=== SUPPLIED RECORDS ===
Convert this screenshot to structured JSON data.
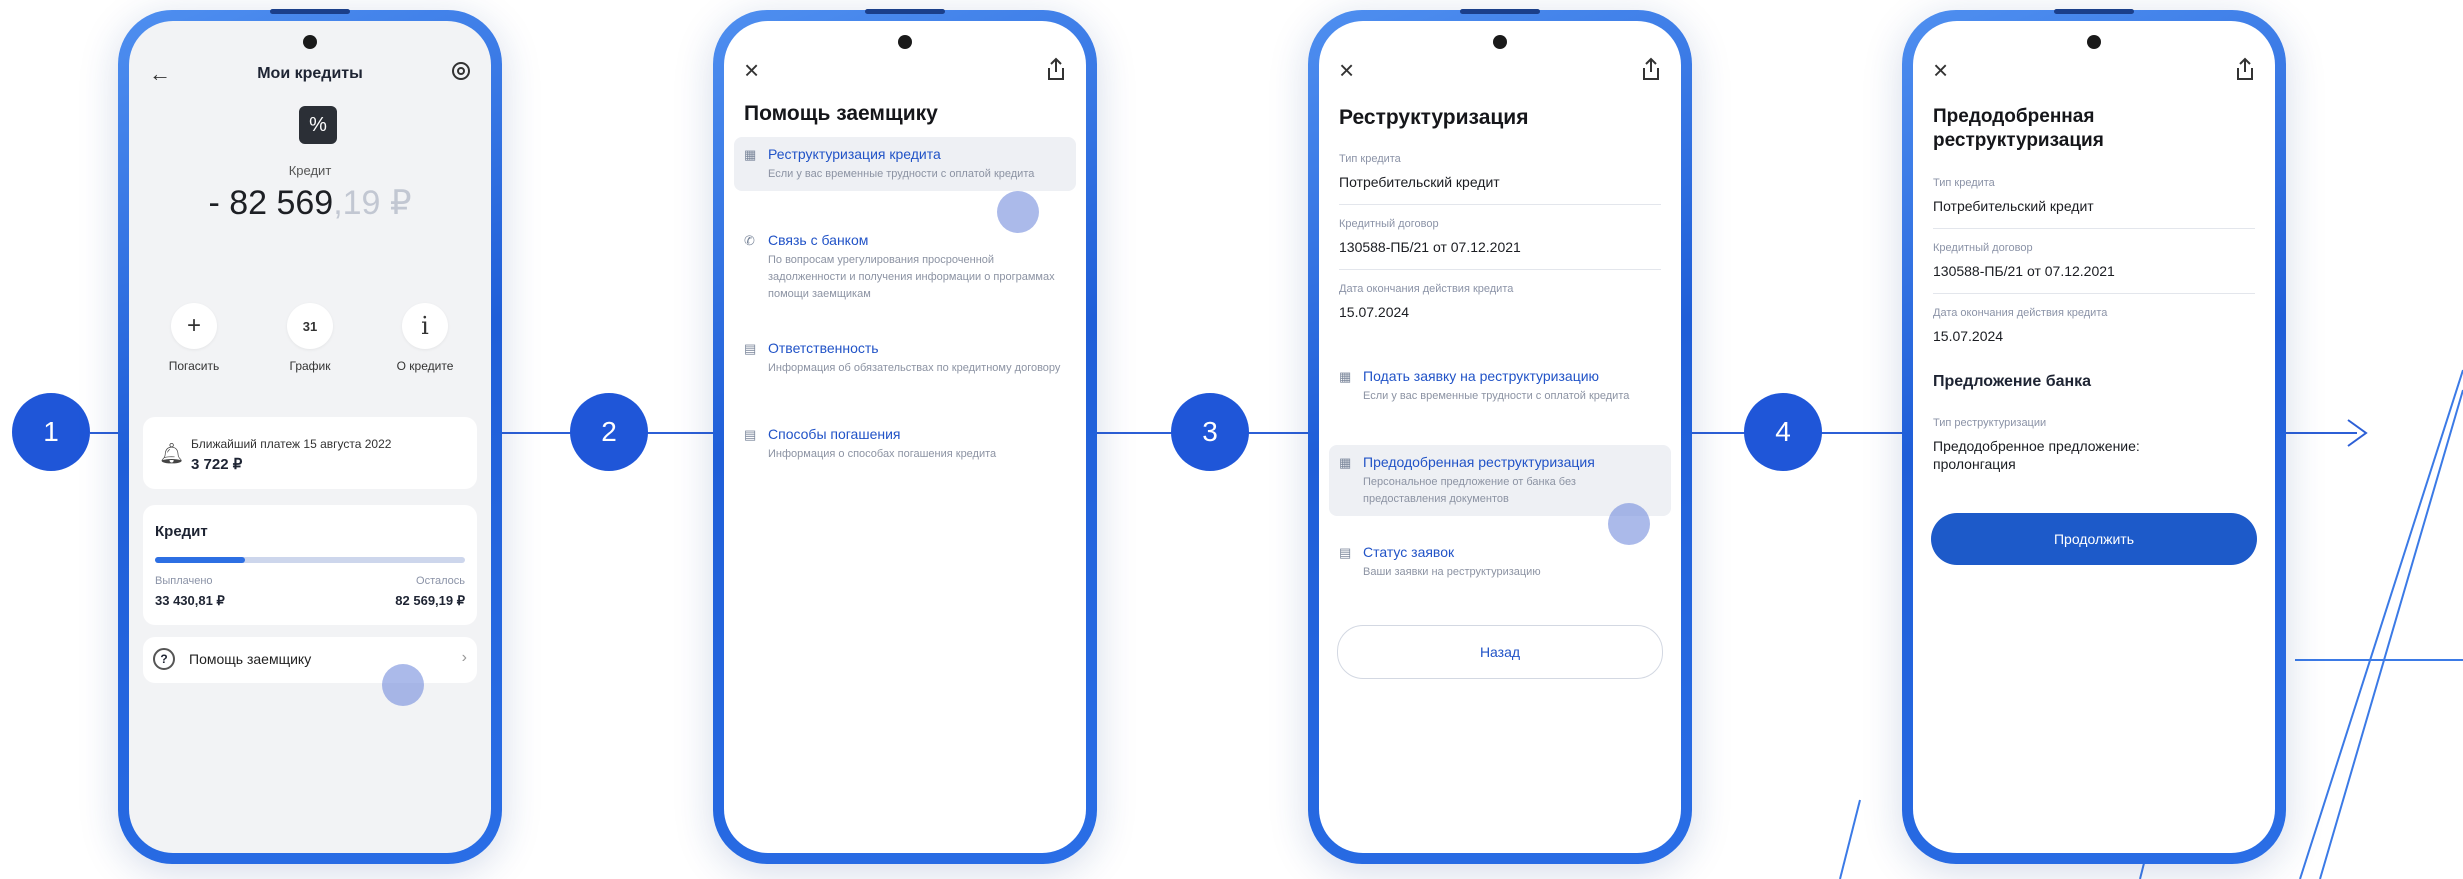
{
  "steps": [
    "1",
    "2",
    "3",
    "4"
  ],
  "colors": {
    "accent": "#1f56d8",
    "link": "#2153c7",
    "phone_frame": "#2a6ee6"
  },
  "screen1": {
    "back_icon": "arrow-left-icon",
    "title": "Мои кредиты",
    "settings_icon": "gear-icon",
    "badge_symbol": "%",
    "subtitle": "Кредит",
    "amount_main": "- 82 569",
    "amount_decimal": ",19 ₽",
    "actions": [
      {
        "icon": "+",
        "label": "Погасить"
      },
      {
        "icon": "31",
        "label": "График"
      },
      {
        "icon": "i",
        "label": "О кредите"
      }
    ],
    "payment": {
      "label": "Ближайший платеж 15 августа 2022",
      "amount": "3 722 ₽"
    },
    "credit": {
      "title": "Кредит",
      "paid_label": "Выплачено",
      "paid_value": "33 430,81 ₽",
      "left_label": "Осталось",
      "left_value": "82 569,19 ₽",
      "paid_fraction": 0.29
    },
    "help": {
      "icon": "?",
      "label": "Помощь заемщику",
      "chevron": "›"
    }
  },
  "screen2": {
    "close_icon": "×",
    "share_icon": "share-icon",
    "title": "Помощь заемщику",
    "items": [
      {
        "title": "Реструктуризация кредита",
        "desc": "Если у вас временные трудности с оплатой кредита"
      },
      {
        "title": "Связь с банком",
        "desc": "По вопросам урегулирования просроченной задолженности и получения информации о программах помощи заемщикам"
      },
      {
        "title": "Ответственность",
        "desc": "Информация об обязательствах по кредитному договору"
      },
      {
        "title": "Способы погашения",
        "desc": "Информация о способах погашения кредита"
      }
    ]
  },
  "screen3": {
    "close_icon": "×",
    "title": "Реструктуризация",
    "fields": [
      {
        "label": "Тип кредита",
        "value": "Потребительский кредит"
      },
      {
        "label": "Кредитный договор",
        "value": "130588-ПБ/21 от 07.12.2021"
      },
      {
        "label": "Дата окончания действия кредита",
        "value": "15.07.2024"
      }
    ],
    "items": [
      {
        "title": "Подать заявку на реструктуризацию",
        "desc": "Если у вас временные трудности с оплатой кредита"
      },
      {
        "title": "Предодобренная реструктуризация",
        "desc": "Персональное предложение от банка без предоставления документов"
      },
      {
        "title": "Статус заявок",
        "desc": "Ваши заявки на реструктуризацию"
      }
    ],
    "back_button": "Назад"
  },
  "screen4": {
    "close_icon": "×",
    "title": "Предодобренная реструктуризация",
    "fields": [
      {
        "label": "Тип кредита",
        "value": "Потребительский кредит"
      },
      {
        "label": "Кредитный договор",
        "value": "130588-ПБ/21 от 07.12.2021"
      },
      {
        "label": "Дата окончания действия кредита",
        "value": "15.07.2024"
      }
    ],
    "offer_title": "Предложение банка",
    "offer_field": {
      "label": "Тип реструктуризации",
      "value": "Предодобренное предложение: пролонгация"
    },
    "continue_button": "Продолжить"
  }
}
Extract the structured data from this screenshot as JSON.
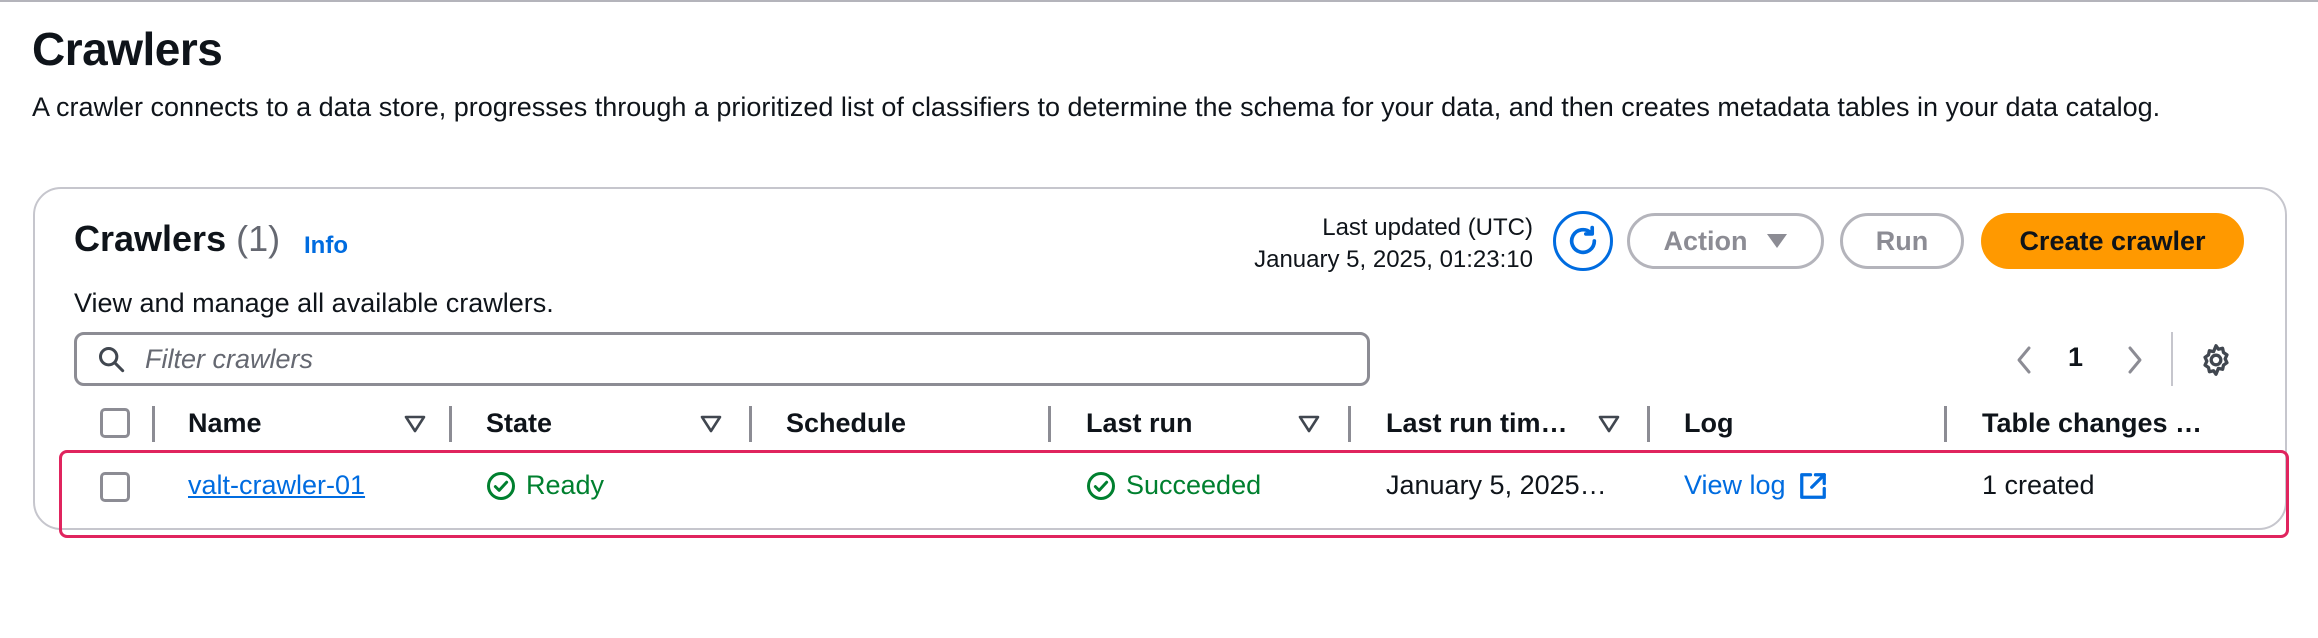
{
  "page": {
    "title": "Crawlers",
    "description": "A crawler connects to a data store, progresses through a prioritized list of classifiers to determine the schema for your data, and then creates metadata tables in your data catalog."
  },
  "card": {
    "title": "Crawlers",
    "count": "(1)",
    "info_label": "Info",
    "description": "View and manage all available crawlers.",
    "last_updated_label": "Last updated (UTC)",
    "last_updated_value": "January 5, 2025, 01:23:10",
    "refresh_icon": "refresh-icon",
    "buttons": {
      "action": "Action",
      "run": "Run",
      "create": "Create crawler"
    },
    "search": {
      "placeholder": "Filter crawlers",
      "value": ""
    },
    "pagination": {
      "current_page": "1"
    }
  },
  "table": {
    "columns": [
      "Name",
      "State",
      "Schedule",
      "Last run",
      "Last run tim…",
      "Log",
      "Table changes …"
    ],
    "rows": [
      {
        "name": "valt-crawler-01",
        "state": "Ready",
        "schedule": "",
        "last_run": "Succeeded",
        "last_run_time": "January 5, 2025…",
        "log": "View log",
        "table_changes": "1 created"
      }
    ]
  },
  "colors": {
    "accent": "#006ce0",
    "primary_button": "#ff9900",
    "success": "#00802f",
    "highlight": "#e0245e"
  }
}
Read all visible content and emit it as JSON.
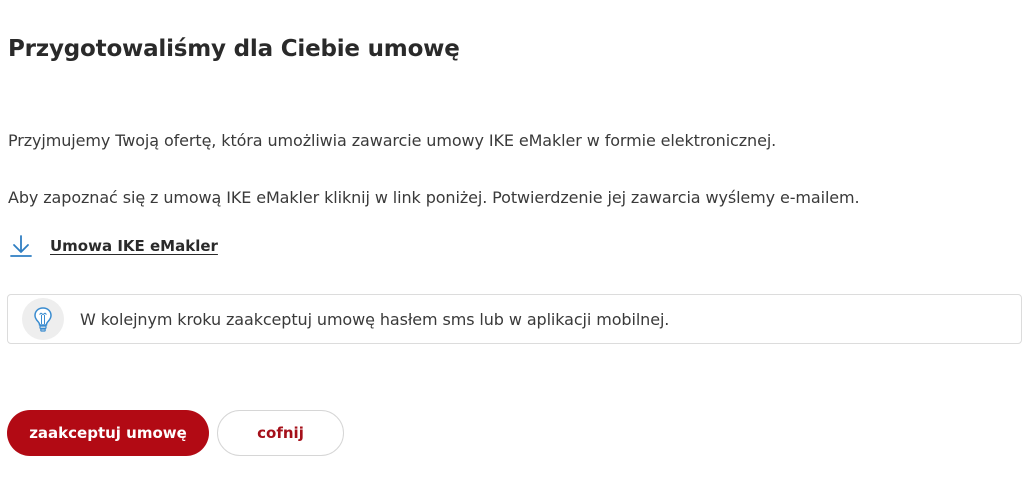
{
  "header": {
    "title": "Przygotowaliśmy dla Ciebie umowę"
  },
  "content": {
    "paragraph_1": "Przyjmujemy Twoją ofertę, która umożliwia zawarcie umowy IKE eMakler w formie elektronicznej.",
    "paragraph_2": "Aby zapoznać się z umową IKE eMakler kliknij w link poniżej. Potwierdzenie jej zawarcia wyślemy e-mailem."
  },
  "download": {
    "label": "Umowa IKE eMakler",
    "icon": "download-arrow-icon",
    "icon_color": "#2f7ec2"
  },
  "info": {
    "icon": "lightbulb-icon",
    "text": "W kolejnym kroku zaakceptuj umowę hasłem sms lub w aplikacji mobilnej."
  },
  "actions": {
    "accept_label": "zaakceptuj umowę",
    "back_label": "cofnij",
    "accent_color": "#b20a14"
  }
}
===
> WHAT THE TASK REQUIRES
Extract all lines of the records above that include "View".

> FINISHED TASK
    "description": "View and manage all available crawlers.",
        "log": "View log",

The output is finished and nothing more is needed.